:: SUPPLIED MATERIAL ::

--- start ---

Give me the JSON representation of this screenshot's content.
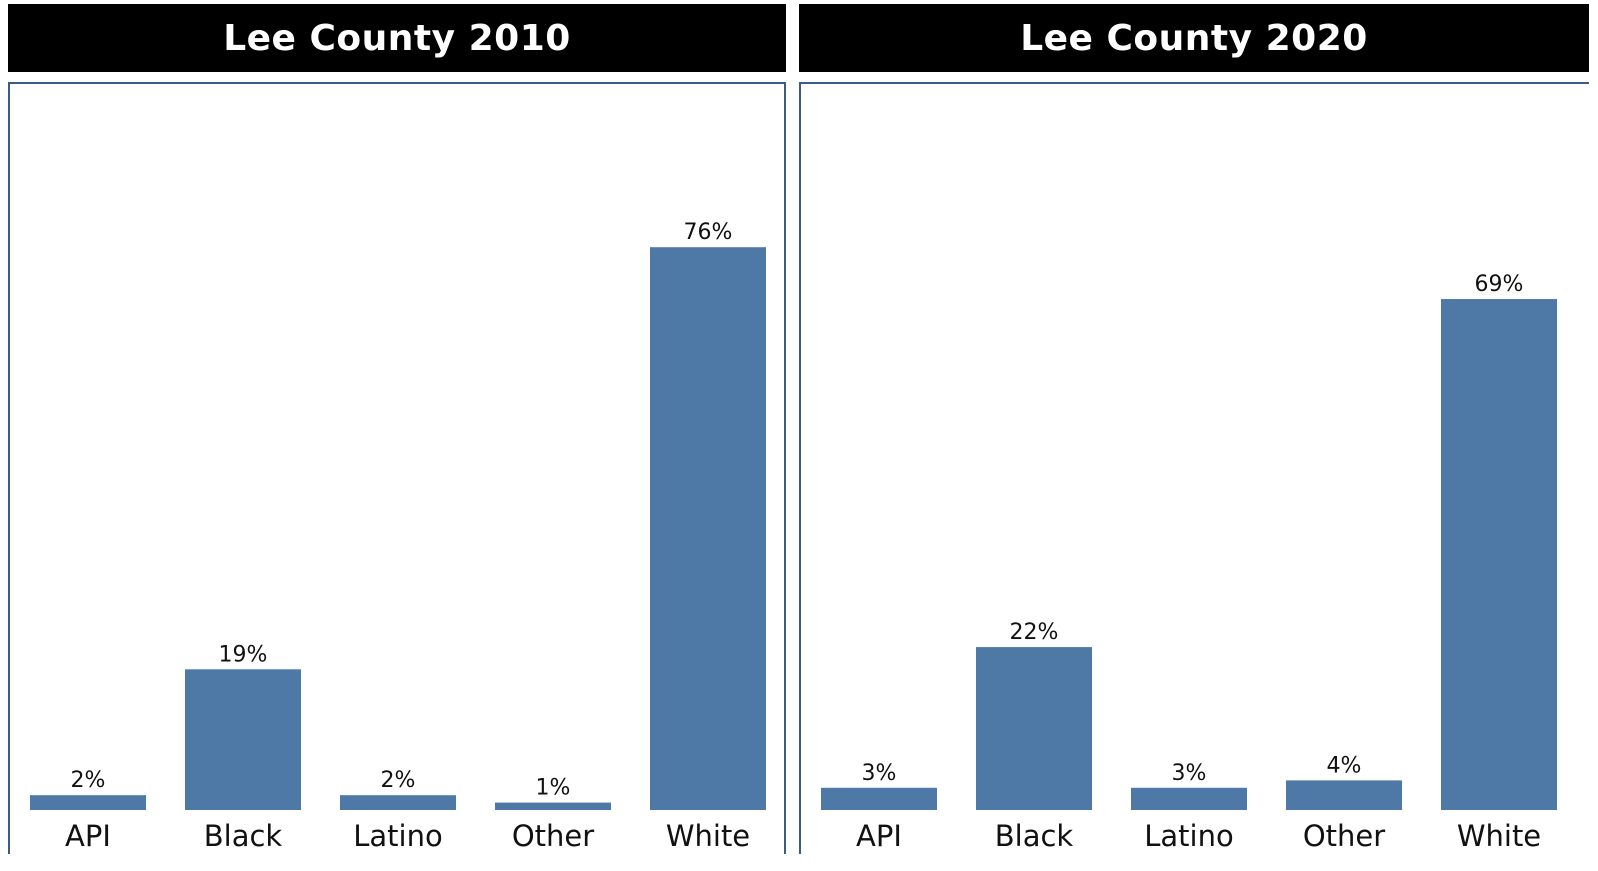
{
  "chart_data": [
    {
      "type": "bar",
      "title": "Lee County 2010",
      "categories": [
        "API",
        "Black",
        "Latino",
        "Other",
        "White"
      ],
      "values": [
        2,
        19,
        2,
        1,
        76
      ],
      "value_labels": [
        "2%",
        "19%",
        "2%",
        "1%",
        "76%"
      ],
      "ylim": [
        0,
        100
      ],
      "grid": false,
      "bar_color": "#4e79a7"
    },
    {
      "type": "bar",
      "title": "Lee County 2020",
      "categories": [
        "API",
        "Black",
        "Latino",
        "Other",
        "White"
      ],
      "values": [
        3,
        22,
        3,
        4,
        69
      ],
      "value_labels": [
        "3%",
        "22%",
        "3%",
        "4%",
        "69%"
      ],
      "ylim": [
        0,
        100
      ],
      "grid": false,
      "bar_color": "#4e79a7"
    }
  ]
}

--- end ---

:: WHAT THE TASK ASKS ::
Output all of the data exactly as it stands, minus any images.

:: RESULT ::
Give me the JSON representation of this screenshot's content.
{
  "chart_data": [
    {
      "type": "bar",
      "title": "Lee County 2010",
      "categories": [
        "API",
        "Black",
        "Latino",
        "Other",
        "White"
      ],
      "values": [
        2,
        19,
        2,
        1,
        76
      ],
      "value_labels": [
        "2%",
        "19%",
        "2%",
        "1%",
        "76%"
      ],
      "ylim": [
        0,
        100
      ],
      "grid": false,
      "bar_color": "#4e79a7"
    },
    {
      "type": "bar",
      "title": "Lee County 2020",
      "categories": [
        "API",
        "Black",
        "Latino",
        "Other",
        "White"
      ],
      "values": [
        3,
        22,
        3,
        4,
        69
      ],
      "value_labels": [
        "3%",
        "22%",
        "3%",
        "4%",
        "69%"
      ],
      "ylim": [
        0,
        100
      ],
      "grid": false,
      "bar_color": "#4e79a7"
    }
  ]
}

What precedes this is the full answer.